Exercise description » Starting with the first line and going on through the line containing "nodes-dfs: 0 1 2 3 4 5 6 [740,57,1297,513]", give those lines again with "Depth" changed to "Breadth" and nothing else altered.

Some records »
=======

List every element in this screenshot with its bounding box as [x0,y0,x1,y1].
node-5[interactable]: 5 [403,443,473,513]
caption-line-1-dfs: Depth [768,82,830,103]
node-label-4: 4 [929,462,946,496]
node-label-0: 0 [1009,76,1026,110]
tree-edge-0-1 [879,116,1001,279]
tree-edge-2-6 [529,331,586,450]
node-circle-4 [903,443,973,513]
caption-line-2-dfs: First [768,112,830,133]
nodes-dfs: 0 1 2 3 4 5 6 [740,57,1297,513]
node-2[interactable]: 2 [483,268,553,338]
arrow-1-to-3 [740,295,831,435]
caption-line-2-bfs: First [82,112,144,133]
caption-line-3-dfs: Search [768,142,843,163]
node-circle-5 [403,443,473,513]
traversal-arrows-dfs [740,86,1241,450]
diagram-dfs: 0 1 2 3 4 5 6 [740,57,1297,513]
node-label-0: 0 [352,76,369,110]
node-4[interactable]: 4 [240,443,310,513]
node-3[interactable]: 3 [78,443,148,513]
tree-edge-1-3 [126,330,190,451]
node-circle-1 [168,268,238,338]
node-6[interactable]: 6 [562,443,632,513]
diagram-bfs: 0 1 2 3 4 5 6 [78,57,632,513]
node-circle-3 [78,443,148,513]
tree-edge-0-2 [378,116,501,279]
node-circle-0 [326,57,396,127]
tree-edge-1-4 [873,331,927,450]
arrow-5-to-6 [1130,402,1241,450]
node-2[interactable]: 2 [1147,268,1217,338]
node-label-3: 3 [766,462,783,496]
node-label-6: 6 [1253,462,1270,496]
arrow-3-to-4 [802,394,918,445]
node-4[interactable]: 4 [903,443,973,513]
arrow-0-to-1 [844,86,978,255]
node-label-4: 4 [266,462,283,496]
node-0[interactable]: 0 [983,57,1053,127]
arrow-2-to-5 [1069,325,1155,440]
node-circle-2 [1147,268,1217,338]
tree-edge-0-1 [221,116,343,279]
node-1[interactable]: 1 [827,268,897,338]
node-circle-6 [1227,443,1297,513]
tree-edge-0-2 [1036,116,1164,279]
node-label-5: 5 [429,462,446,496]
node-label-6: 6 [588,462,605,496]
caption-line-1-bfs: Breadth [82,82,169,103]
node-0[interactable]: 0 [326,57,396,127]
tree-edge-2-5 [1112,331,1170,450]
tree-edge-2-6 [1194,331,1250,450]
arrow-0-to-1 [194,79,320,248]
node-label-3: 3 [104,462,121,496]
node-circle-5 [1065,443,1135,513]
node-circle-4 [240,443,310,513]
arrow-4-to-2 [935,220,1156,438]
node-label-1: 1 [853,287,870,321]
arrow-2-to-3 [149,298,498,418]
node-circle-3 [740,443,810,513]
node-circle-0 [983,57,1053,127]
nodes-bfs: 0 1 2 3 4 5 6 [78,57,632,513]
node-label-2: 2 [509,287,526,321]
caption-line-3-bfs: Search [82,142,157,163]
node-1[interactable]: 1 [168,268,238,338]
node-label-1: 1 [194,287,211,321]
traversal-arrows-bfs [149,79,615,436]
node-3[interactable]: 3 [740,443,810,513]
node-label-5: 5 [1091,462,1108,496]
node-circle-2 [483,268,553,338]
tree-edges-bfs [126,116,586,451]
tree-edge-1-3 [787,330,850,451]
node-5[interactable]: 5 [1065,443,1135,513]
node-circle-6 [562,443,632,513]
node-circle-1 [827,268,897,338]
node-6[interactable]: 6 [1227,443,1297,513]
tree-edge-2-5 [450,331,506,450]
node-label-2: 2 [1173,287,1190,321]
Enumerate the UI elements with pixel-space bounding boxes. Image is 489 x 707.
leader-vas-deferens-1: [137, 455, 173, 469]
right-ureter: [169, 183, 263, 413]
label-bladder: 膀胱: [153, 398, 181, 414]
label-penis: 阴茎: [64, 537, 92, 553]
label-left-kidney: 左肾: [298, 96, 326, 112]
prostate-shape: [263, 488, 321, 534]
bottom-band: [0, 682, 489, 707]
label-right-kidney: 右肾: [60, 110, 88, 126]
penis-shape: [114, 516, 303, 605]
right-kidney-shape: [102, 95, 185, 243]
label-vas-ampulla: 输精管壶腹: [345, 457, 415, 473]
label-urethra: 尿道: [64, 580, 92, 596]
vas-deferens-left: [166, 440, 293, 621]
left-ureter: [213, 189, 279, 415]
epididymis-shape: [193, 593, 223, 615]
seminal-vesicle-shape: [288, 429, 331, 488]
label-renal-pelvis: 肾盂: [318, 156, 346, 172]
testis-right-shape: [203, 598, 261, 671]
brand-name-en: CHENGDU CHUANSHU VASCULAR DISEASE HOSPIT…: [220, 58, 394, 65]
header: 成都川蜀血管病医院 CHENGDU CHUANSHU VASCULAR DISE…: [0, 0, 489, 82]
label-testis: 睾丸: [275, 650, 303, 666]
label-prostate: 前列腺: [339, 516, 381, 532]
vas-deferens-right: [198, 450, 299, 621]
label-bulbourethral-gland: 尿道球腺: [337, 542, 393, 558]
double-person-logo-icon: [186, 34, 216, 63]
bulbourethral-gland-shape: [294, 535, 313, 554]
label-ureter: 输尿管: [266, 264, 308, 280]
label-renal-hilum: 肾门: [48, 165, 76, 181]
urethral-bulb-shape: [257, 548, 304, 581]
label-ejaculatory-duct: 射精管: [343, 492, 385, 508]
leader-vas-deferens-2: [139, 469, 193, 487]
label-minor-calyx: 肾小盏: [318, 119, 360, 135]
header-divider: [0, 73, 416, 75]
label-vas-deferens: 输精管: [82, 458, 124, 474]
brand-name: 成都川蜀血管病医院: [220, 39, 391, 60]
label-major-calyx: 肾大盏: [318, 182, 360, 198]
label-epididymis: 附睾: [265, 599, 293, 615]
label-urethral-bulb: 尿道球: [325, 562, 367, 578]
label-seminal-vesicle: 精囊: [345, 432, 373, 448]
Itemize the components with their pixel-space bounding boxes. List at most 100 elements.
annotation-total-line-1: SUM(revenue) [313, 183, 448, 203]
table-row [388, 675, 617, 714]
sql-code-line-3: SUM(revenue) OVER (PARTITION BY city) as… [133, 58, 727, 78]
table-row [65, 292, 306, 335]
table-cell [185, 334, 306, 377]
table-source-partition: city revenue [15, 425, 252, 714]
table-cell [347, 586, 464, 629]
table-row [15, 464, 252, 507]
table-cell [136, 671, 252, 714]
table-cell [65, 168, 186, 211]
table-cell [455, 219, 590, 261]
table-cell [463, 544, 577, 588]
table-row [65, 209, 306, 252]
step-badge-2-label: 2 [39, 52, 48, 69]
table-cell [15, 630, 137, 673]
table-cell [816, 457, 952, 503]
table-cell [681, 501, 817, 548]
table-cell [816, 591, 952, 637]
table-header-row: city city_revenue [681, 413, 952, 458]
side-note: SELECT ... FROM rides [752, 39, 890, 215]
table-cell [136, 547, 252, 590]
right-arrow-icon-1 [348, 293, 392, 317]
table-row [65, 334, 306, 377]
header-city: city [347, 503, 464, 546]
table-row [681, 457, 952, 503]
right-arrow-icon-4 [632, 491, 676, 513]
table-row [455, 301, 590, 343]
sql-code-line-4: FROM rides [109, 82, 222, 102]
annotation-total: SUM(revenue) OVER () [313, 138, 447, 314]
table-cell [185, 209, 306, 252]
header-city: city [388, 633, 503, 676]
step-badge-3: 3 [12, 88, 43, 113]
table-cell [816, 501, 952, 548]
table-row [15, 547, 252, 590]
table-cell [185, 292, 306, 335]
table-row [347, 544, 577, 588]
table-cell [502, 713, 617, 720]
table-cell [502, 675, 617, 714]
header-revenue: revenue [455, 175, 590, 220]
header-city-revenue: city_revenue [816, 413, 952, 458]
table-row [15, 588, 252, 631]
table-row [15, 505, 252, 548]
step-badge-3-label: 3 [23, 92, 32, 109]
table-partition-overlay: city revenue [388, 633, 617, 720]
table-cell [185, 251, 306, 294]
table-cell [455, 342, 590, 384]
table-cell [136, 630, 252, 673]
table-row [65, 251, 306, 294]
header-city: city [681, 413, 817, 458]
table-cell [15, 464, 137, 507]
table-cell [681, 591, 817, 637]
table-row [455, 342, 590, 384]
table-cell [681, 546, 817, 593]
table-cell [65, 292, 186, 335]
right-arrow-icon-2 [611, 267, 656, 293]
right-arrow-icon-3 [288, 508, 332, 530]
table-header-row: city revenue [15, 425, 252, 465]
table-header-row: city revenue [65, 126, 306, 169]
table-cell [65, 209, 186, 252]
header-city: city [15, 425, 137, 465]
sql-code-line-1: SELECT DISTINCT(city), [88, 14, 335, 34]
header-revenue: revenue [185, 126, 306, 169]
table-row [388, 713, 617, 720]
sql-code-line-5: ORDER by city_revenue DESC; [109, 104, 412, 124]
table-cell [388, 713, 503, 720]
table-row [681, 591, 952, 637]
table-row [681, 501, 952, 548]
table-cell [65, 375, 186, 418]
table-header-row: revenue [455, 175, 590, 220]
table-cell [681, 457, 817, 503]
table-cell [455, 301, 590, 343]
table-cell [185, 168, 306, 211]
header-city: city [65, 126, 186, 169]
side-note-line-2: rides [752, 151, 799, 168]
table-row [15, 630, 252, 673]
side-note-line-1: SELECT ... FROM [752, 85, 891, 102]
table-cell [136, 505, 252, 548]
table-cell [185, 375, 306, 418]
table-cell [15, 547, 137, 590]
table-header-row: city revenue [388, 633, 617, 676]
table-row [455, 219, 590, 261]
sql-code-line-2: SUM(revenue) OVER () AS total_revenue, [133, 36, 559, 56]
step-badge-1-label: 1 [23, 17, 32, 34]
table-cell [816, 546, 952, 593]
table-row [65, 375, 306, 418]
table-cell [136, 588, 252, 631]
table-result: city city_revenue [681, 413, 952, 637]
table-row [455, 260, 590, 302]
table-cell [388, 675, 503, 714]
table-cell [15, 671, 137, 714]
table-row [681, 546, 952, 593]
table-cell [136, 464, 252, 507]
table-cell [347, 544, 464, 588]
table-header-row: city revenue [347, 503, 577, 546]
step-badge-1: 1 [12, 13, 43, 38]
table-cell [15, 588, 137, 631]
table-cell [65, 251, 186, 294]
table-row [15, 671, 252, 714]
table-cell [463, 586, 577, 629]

=======

Reply to the exercise »
List every element in this screenshot with its bounding box as [x0,y0,x1,y1].
node-5[interactable]: 5 [403,443,473,513]
caption-line-1-dfs: Breadth [768,82,830,103]
node-label-4: 4 [929,462,946,496]
node-label-0: 0 [1009,76,1026,110]
tree-edge-0-1 [879,116,1001,279]
tree-edge-2-6 [529,331,586,450]
node-circle-4 [903,443,973,513]
caption-line-2-dfs: First [768,112,830,133]
nodes-dfs: 0 1 2 3 4 5 6 [740,57,1297,513]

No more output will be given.